- _WHAT THE EXERCISE ASKS_: Look for the string "grid" and copy every line that has it.

[Saved data entries]

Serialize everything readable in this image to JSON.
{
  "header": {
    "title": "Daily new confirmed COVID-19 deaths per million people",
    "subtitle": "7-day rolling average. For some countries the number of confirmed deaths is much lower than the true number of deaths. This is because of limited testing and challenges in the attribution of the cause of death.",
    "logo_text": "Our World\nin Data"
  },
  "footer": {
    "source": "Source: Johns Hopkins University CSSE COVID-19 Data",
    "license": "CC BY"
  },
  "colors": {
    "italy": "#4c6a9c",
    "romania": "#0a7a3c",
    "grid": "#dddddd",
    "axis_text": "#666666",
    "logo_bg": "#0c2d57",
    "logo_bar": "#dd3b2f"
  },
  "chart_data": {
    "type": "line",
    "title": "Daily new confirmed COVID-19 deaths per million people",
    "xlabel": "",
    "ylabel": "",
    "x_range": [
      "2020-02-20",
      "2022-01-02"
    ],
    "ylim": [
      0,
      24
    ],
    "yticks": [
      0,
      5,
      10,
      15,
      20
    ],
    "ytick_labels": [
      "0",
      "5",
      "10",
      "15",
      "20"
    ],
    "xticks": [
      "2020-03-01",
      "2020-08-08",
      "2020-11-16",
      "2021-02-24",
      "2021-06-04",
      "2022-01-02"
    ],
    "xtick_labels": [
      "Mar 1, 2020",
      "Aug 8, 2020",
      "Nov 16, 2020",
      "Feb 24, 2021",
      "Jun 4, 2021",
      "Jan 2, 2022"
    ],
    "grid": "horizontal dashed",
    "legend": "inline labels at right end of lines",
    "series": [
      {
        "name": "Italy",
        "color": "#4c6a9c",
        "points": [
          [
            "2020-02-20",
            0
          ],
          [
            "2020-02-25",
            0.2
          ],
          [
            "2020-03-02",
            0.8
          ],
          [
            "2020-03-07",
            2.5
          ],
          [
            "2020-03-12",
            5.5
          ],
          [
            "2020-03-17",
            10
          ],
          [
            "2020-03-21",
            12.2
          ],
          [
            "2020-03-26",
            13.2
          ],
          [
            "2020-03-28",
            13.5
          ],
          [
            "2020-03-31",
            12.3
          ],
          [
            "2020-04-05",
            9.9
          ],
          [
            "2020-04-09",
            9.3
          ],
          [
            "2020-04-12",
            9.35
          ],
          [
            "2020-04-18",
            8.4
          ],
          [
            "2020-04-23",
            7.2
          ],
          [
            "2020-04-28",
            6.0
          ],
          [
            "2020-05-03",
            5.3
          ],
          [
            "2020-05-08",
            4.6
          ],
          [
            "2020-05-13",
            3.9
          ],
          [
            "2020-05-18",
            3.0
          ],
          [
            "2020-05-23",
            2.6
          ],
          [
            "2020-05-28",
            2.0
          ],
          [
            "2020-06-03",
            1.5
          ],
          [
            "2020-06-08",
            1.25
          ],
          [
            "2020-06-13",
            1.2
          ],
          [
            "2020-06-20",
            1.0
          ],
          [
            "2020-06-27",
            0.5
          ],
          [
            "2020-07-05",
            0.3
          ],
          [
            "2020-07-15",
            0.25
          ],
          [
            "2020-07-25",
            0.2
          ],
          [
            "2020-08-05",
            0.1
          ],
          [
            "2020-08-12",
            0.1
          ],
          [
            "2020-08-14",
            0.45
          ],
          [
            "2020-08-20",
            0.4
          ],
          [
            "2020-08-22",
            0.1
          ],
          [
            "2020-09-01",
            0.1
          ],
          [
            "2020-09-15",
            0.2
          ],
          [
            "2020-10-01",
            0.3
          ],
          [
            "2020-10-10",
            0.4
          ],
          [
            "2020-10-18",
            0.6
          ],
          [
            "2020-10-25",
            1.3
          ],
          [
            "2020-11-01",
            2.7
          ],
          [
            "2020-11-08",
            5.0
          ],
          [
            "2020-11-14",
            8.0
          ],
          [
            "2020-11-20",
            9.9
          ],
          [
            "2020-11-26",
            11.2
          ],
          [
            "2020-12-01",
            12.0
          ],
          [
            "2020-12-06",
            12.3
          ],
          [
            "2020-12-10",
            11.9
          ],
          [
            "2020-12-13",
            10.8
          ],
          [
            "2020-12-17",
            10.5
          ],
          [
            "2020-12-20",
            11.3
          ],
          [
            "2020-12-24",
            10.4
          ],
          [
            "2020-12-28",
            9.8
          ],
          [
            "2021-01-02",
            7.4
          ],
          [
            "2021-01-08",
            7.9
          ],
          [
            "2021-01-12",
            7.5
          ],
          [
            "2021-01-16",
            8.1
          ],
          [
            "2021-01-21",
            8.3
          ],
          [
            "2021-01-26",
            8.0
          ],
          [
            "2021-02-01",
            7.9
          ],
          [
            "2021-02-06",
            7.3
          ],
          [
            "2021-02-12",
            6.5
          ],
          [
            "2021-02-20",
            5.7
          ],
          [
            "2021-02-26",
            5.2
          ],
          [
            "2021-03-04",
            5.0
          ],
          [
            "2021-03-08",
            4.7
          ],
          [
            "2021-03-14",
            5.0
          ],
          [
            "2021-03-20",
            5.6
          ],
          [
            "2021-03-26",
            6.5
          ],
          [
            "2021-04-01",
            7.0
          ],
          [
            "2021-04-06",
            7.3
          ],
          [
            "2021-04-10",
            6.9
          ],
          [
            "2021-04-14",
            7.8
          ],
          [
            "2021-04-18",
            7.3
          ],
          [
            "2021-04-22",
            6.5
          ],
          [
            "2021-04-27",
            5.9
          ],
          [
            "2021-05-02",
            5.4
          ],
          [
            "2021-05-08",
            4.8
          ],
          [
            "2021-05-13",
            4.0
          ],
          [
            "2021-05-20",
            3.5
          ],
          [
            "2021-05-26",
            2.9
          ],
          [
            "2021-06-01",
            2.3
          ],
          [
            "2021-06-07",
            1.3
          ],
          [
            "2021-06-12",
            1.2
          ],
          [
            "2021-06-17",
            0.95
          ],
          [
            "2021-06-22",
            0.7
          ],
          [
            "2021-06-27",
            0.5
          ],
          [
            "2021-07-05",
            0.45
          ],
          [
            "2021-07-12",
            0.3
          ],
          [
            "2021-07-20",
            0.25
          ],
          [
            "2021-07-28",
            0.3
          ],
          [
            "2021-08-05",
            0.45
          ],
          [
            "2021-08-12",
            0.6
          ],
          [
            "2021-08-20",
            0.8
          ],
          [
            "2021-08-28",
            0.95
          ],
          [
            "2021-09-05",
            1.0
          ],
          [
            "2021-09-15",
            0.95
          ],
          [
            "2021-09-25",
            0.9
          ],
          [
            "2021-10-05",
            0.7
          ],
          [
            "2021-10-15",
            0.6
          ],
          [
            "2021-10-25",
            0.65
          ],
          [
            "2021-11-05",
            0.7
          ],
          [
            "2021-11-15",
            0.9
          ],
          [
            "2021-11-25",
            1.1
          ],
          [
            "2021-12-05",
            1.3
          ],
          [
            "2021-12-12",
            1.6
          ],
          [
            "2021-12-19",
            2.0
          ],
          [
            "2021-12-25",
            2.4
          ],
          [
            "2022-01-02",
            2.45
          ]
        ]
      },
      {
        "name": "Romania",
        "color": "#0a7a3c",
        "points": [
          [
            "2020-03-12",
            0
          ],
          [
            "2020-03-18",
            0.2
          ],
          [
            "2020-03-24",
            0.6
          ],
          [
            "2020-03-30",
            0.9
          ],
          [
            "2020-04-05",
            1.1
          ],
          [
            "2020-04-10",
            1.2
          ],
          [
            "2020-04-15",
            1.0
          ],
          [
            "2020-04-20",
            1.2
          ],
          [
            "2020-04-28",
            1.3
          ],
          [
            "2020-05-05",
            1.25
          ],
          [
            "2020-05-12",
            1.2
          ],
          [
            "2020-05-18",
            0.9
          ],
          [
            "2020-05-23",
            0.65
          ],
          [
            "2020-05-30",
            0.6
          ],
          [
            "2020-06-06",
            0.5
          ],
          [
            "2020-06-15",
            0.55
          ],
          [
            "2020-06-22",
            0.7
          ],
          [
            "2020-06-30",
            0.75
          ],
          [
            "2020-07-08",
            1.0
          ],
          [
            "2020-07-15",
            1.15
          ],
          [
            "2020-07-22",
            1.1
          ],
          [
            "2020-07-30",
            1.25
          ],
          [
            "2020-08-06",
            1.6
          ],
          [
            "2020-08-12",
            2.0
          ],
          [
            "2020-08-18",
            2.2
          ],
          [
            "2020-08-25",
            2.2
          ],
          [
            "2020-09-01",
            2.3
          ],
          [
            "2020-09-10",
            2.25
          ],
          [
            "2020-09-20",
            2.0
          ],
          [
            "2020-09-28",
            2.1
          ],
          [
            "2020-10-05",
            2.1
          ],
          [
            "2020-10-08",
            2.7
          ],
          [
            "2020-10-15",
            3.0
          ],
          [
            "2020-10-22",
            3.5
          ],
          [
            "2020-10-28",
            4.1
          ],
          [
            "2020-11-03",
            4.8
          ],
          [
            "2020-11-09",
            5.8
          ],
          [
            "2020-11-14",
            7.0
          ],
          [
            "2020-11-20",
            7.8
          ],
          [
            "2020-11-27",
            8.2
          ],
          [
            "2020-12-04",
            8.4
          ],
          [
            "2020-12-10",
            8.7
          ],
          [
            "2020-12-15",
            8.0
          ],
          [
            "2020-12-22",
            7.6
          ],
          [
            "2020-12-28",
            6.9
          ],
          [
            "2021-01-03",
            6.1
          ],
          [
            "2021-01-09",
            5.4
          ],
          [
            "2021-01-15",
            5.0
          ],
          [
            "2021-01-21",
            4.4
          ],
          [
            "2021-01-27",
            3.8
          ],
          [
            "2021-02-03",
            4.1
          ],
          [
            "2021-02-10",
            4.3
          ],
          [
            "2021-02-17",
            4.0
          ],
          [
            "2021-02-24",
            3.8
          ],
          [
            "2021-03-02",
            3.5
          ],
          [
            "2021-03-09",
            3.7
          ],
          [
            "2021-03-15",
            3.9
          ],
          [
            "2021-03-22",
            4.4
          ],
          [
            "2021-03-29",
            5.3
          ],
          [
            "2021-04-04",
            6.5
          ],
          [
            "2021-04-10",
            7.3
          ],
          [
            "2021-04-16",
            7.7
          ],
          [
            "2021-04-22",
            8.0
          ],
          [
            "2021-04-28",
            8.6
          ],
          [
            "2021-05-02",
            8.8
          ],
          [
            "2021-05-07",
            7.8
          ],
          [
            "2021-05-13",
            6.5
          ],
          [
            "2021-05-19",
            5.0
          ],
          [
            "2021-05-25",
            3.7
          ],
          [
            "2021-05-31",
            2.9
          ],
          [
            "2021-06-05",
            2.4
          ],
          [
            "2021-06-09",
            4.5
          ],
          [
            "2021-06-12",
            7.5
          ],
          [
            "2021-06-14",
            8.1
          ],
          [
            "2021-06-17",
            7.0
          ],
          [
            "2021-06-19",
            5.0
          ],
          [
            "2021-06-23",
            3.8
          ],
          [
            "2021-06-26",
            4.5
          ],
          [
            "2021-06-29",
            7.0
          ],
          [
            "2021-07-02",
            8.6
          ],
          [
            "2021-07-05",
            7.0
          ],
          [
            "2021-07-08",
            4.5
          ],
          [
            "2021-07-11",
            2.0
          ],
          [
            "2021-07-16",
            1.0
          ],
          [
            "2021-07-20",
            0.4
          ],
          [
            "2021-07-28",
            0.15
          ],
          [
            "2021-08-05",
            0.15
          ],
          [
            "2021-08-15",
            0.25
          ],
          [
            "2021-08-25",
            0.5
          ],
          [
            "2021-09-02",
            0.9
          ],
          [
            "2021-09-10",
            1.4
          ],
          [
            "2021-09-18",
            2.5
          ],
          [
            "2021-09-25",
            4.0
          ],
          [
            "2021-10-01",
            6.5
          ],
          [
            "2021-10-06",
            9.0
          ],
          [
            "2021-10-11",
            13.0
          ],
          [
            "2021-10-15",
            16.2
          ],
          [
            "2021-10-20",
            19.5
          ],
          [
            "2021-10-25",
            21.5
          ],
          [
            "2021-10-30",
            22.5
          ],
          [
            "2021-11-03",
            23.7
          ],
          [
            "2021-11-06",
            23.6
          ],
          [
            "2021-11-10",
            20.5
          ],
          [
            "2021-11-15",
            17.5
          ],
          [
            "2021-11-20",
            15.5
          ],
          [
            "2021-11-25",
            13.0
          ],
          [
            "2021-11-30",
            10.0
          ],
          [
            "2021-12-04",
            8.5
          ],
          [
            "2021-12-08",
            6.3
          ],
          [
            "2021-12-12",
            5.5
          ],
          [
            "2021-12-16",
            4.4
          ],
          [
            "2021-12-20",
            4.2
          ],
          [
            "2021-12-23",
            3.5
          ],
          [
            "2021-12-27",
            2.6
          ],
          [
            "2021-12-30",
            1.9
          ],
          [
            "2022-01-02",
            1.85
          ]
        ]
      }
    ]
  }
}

- _OUTPUT OF THE EXERCISE_:
    "grid": "#dddddd",
    "grid": "horizontal dashed",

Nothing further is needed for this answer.